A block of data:
===============

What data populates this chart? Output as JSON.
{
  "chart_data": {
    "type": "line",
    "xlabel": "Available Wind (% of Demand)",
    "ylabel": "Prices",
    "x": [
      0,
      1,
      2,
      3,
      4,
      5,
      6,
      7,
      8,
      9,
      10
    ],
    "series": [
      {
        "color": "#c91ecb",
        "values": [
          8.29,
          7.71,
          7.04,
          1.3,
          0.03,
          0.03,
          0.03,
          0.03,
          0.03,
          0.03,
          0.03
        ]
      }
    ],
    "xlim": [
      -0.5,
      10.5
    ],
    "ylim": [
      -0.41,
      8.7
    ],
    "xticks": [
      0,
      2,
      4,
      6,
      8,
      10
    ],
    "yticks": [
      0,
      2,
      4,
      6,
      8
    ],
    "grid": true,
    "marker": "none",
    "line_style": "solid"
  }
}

===============

### WHAT THE EXERCISE ASKS
Write out every record verbatim.

### SOLUTION FOR THIS TASK
What data populates this chart? Output as JSON.
{
  "chart_data": {
    "type": "line",
    "xlabel": "Available Wind (% of Demand)",
    "ylabel": "Prices",
    "x": [
      0,
      1,
      2,
      3,
      4,
      5,
      6,
      7,
      8,
      9,
      10
    ],
    "series": [
      {
        "color": "#c91ecb",
        "values": [
          8.29,
          7.71,
          7.04,
          1.3,
          0.03,
          0.03,
          0.03,
          0.03,
          0.03,
          0.03,
          0.03
        ]
      }
    ],
    "xlim": [
      -0.5,
      10.5
    ],
    "ylim": [
      -0.41,
      8.7
    ],
    "xticks": [
      0,
      2,
      4,
      6,
      8,
      10
    ],
    "yticks": [
      0,
      2,
      4,
      6,
      8
    ],
    "grid": true,
    "marker": "none",
    "line_style": "solid"
  }
}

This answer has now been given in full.